**Records for this exercise**
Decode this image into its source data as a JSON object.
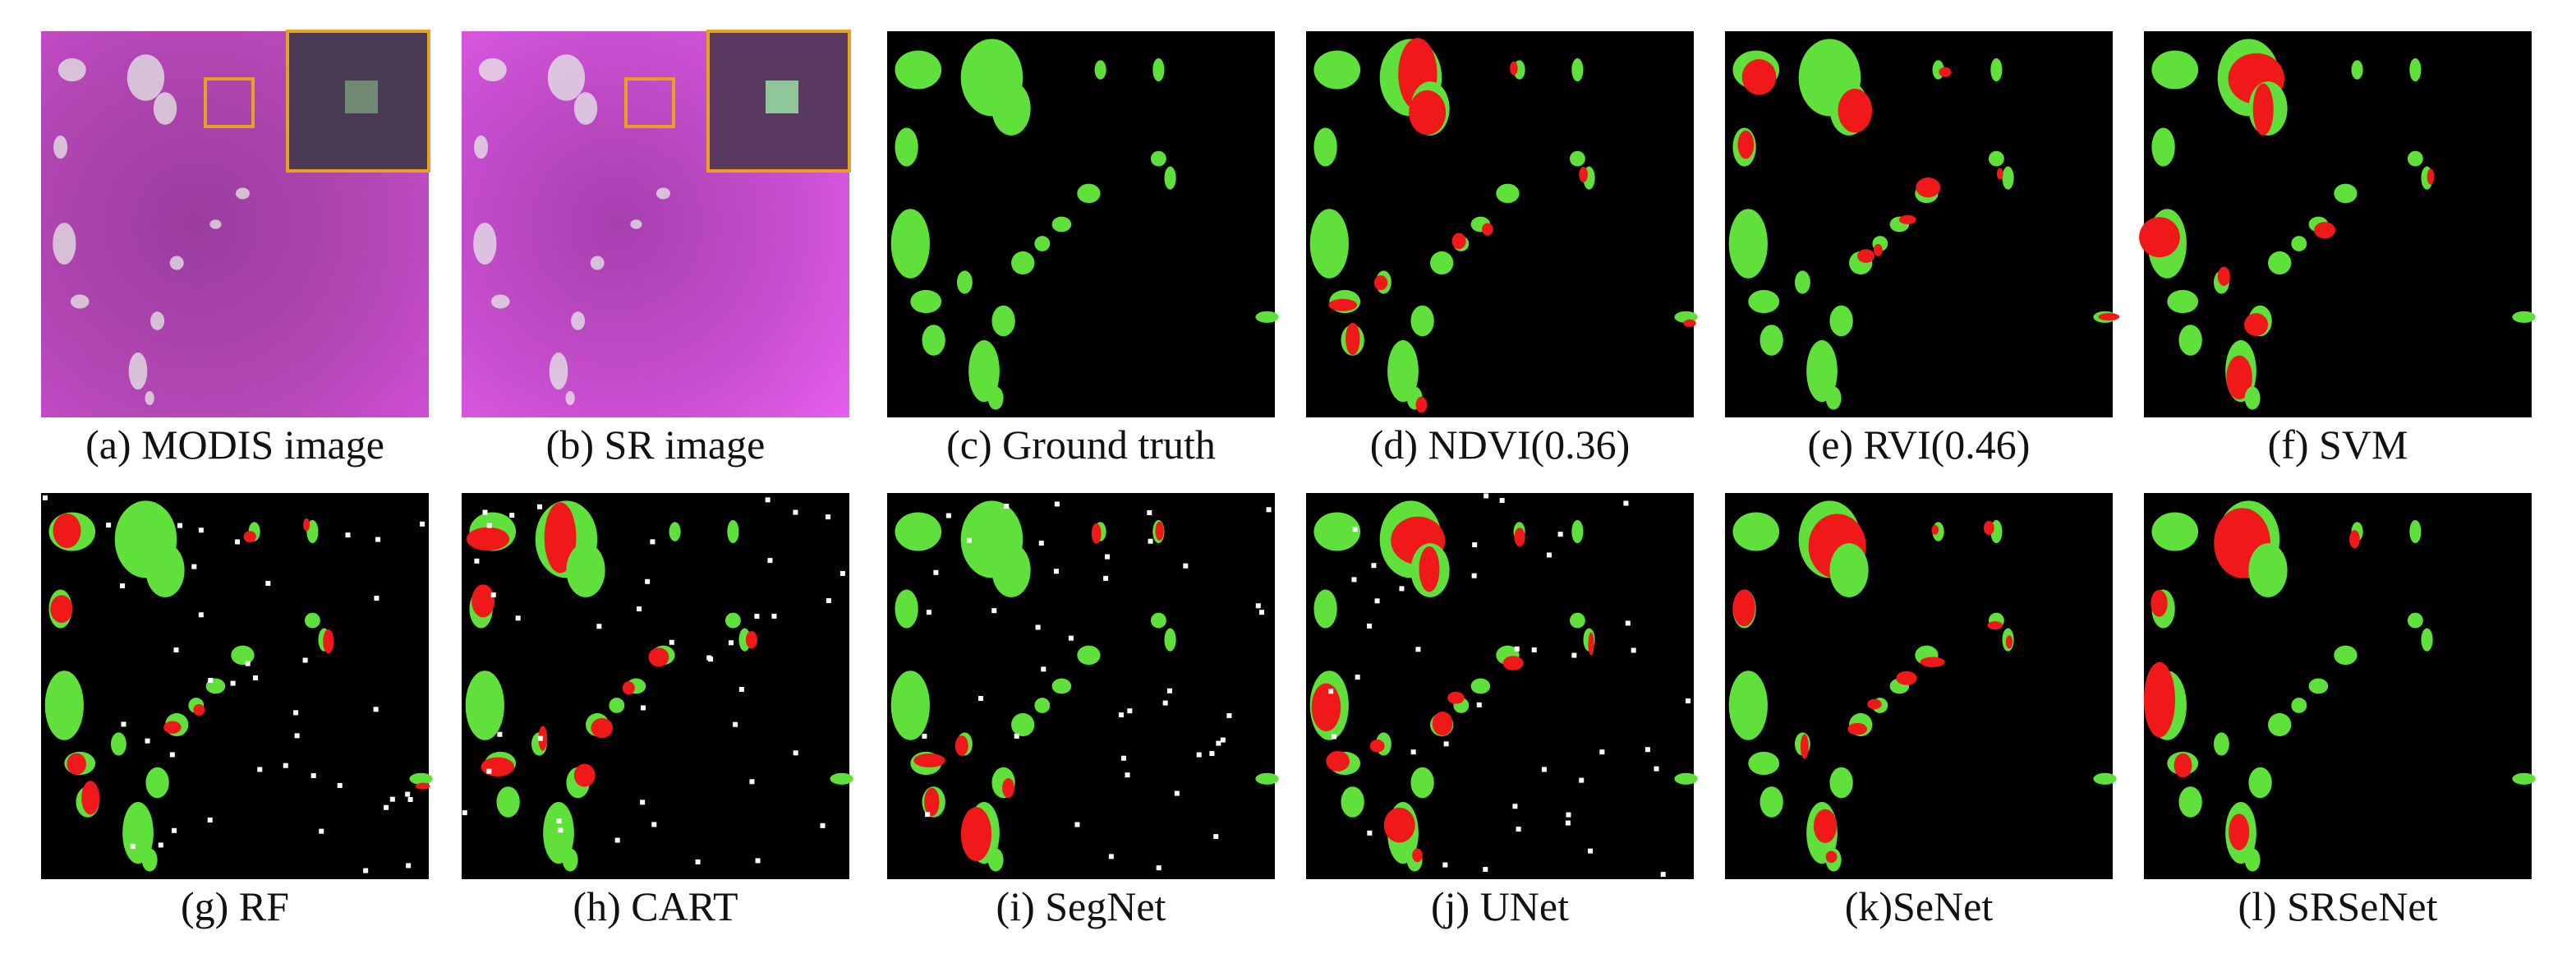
{
  "panels": [
    {
      "caption": "(a) MODIS image"
    },
    {
      "caption": "(b) SR image"
    },
    {
      "caption": "(c) Ground truth"
    },
    {
      "caption": "(d) NDVI(0.36)"
    },
    {
      "caption": "(e) RVI(0.46)"
    },
    {
      "caption": "(f) SVM"
    },
    {
      "caption": "(g) RF"
    },
    {
      "caption": "(h) CART"
    },
    {
      "caption": "(i) SegNet"
    },
    {
      "caption": "(j) UNet"
    },
    {
      "caption": "(k)SeNet"
    },
    {
      "caption": "(l) SRSeNet"
    }
  ]
}
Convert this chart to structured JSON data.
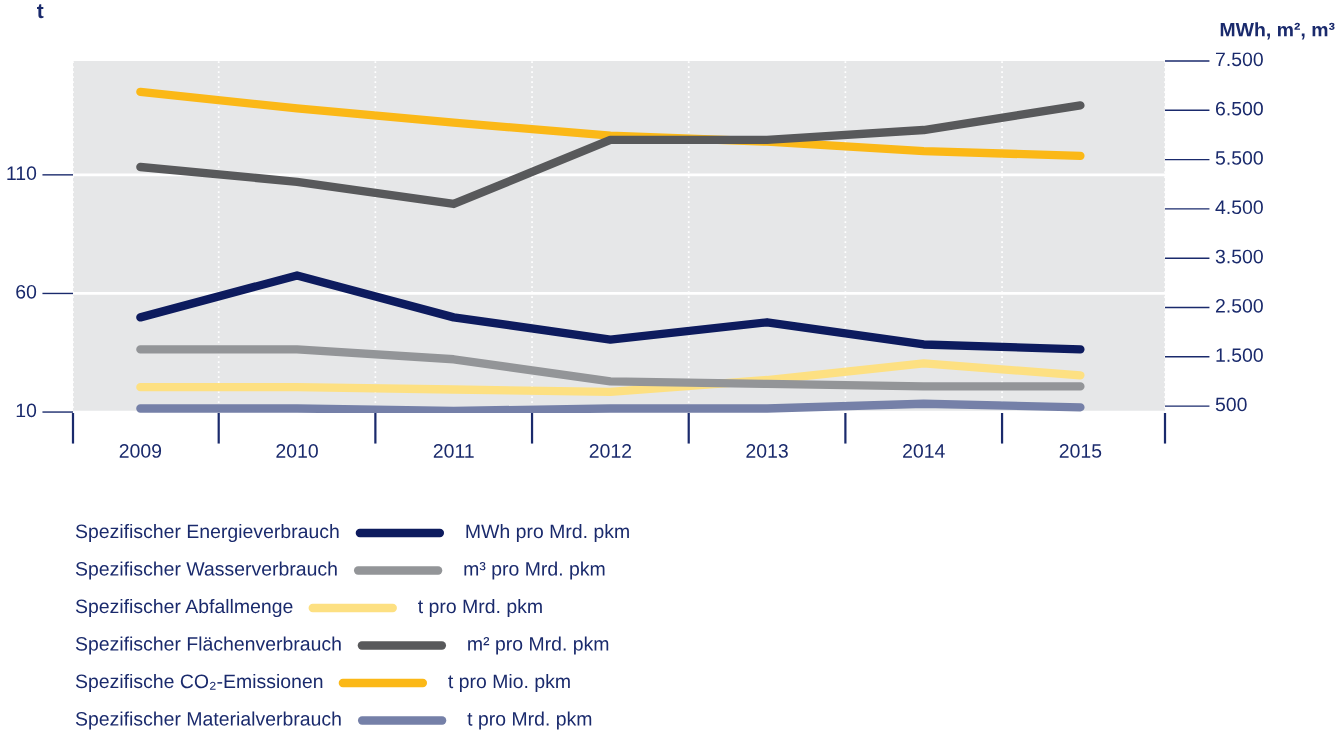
{
  "chart_data": {
    "type": "line",
    "ylabel": "t",
    "y2label": "MWh, m², m³",
    "categories": [
      "2009",
      "2010",
      "2011",
      "2012",
      "2013",
      "2014",
      "2015"
    ],
    "series": [
      {
        "name": "Spezifischer Energieverbrauch",
        "color": "#0d1b5e",
        "axis": "y2",
        "values": [
          2300,
          3150,
          2300,
          1850,
          2200,
          1750,
          1650
        ]
      },
      {
        "name": "Spezifischer Wasserverbrauch",
        "color": "#939598",
        "axis": "y2",
        "values": [
          1650,
          1650,
          1450,
          1000,
          950,
          900,
          900
        ]
      },
      {
        "name": "Spezifischer Abfallmenge",
        "color": "#fde082",
        "axis": "y",
        "values": [
          20.5,
          20.5,
          19.5,
          18.5,
          23.5,
          30.5,
          25.5
        ]
      },
      {
        "name": "Spezifischer Flächenverbrauch",
        "color": "#58595b",
        "axis": "y2",
        "values": [
          5350,
          5050,
          4600,
          5900,
          5900,
          6100,
          6600
        ]
      },
      {
        "name": "Spezifische CO₂-Emissionen",
        "color": "#fbb817",
        "axis": "y",
        "values": [
          145,
          138,
          132,
          126.5,
          124,
          120,
          118
        ]
      },
      {
        "name": "Spezifischer Materialverbrauch",
        "color": "#7580a8",
        "axis": "y",
        "values": [
          11.5,
          11.5,
          10.5,
          11.5,
          11.5,
          13.5,
          12
        ]
      }
    ],
    "annotations": [
      "MWh pro Mrd. pkm",
      "m³ pro Mrd. pkm",
      "t pro Mrd. pkm",
      "m² pro Mrd. pkm",
      "t pro Mio. pkm",
      "t pro Mrd. pkm"
    ],
    "ylim": [
      9.6,
      158
    ],
    "yticks": [
      10,
      60,
      110
    ],
    "y2lim": [
      360,
      7500
    ],
    "y2ticks": [
      {
        "value": 500,
        "label": "500"
      },
      {
        "value": 1500,
        "label": "1.500"
      },
      {
        "value": 2500,
        "label": "2.500"
      },
      {
        "value": 3500,
        "label": "3.500"
      },
      {
        "value": 4500,
        "label": "4.500"
      },
      {
        "value": 5500,
        "label": "5.500"
      },
      {
        "value": 6500,
        "label": "6.500"
      },
      {
        "value": 7500,
        "label": "7.500"
      }
    ],
    "grid": true,
    "legend": "bottom",
    "line_style": "solid",
    "marker": "none"
  }
}
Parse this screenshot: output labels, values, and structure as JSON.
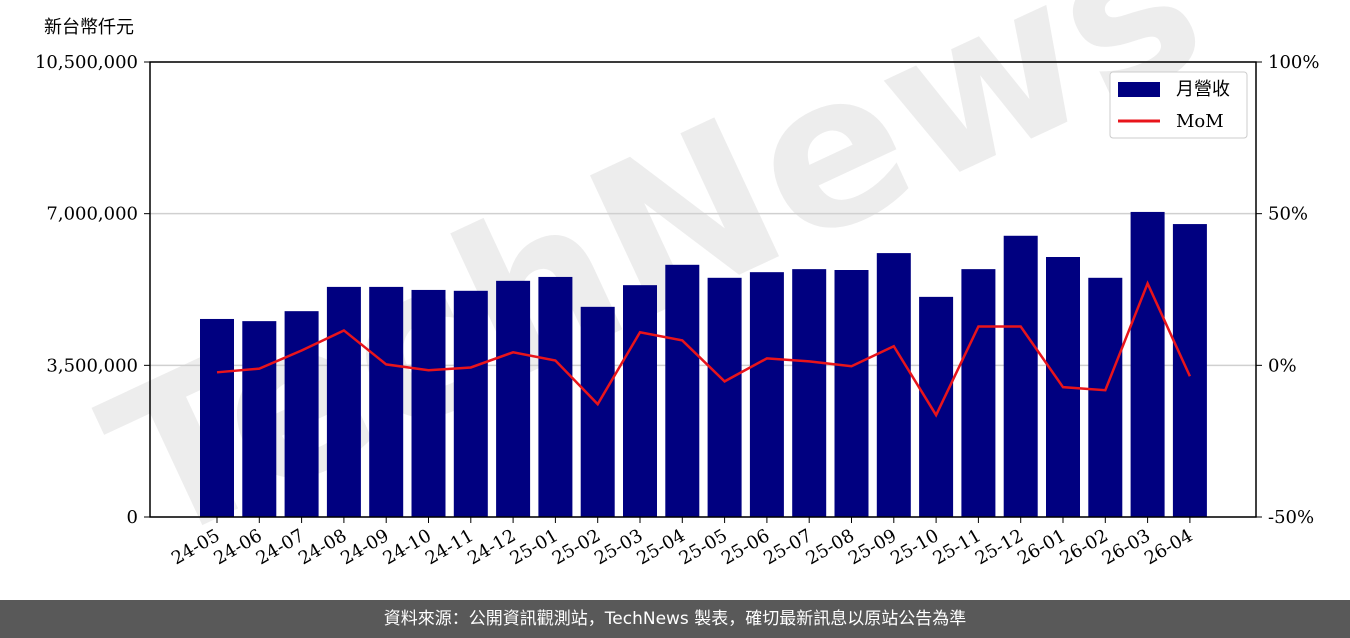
{
  "chart_data": {
    "type": "bar_line",
    "y_axis_label": "新台幣仟元",
    "watermark": "TechNews",
    "footer": "資料來源：公開資訊觀測站，TechNews 製表，確切最新訊息以原站公告為準",
    "categories": [
      "24-05",
      "24-06",
      "24-07",
      "24-08",
      "24-09",
      "24-10",
      "24-11",
      "24-12",
      "25-01",
      "25-02",
      "25-03",
      "25-04",
      "25-05",
      "25-06",
      "25-07",
      "25-08",
      "25-09",
      "25-10",
      "25-11",
      "25-12",
      "26-01",
      "26-02",
      "26-03",
      "26-04"
    ],
    "series": [
      {
        "name": "月營收",
        "color": "#000080",
        "type": "bar",
        "values": [
          4570000,
          4520000,
          4750000,
          5310000,
          5310000,
          5240000,
          5220000,
          5450000,
          5540000,
          4850000,
          5350000,
          5820000,
          5520000,
          5650000,
          5720000,
          5700000,
          6090000,
          5080000,
          5720000,
          6490000,
          6000000,
          5520000,
          7040000,
          6760000
        ]
      },
      {
        "name": "MoM",
        "color": "#e8141b",
        "type": "line",
        "axis": "y2",
        "values": [
          -2.3,
          -1.1,
          4.9,
          11.5,
          0.3,
          -1.6,
          -0.7,
          4.3,
          1.6,
          -12.8,
          10.9,
          8.2,
          -5.3,
          2.3,
          1.3,
          -0.3,
          6.3,
          -16.4,
          12.8,
          12.8,
          -7.2,
          -8.2,
          27.0,
          -3.6
        ]
      }
    ],
    "ylim": [
      0,
      10500000
    ],
    "yticks": [
      0,
      {
        "value": 3500000,
        "label": "3,500,000"
      },
      {
        "value": 7000000,
        "label": "7,000,000"
      },
      {
        "value": 10500000,
        "label": "10,500,000"
      }
    ],
    "y2lim": [
      -50,
      100
    ],
    "y2ticks": [
      {
        "value": -50,
        "label": "-50%"
      },
      {
        "value": 0,
        "label": "0%"
      },
      {
        "value": 50,
        "label": "50%"
      },
      {
        "value": 100,
        "label": "100%"
      }
    ],
    "grid": true,
    "legend": "upper right"
  }
}
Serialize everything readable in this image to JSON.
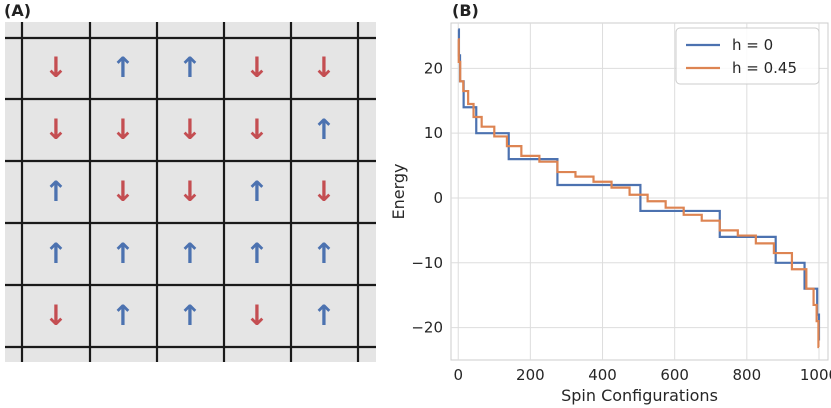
{
  "panel_a": {
    "label": "(A)",
    "grid_rows": 5,
    "grid_cols": 5,
    "spins": [
      [
        "down",
        "up",
        "up",
        "down",
        "down"
      ],
      [
        "down",
        "down",
        "down",
        "down",
        "up"
      ],
      [
        "up",
        "down",
        "down",
        "up",
        "down"
      ],
      [
        "up",
        "up",
        "up",
        "up",
        "up"
      ],
      [
        "down",
        "up",
        "up",
        "down",
        "up"
      ]
    ],
    "glyphs": {
      "up": "↑",
      "down": "↓"
    },
    "colors": {
      "up": "#4c72b0",
      "down": "#c44e52",
      "background": "#e5e5e5",
      "grid": "#1a1a1a"
    }
  },
  "panel_b": {
    "label": "(B)"
  },
  "chart_data": {
    "type": "line",
    "xlabel": "Spin Configurations",
    "ylabel": "Energy",
    "xlim": [
      -20,
      1025
    ],
    "ylim": [
      -25,
      27
    ],
    "xticks": [
      0,
      200,
      400,
      600,
      800,
      1000
    ],
    "yticks": [
      -20,
      -10,
      0,
      10,
      20
    ],
    "grid": true,
    "legend_position": "top-right",
    "series": [
      {
        "name": "h = 0",
        "color": "#4c72b0",
        "step": true,
        "points": [
          [
            0,
            26
          ],
          [
            2,
            22
          ],
          [
            5,
            18
          ],
          [
            15,
            14
          ],
          [
            50,
            10
          ],
          [
            140,
            6
          ],
          [
            275,
            2
          ],
          [
            505,
            -2
          ],
          [
            725,
            -6
          ],
          [
            880,
            -10
          ],
          [
            960,
            -14
          ],
          [
            995,
            -18
          ],
          [
            1000,
            -22
          ]
        ]
      },
      {
        "name": "h = 0.45",
        "color": "#dd8452",
        "step": false,
        "points": [
          [
            0,
            24.5
          ],
          [
            3,
            21
          ],
          [
            8,
            18
          ],
          [
            20,
            16.5
          ],
          [
            35,
            14.5
          ],
          [
            50,
            12.5
          ],
          [
            80,
            11
          ],
          [
            120,
            9.5
          ],
          [
            150,
            8
          ],
          [
            200,
            6.5
          ],
          [
            250,
            5.6
          ],
          [
            300,
            4
          ],
          [
            350,
            3.3
          ],
          [
            400,
            2.5
          ],
          [
            450,
            1.6
          ],
          [
            500,
            0.5
          ],
          [
            550,
            -0.5
          ],
          [
            600,
            -1.5
          ],
          [
            650,
            -2.6
          ],
          [
            700,
            -3.5
          ],
          [
            750,
            -5
          ],
          [
            800,
            -5.8
          ],
          [
            850,
            -7
          ],
          [
            900,
            -8.5
          ],
          [
            950,
            -11
          ],
          [
            980,
            -14
          ],
          [
            990,
            -16.5
          ],
          [
            997,
            -19
          ],
          [
            1000,
            -23
          ]
        ]
      }
    ]
  }
}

**Your instructions**
Return every line containing "TechNews".

**Output for this exercise**
    "watermark": "TechNews",
    "footer": "資料來源：公開資訊觀測站，TechNews 製表，確切最新訊息以原站公告為準",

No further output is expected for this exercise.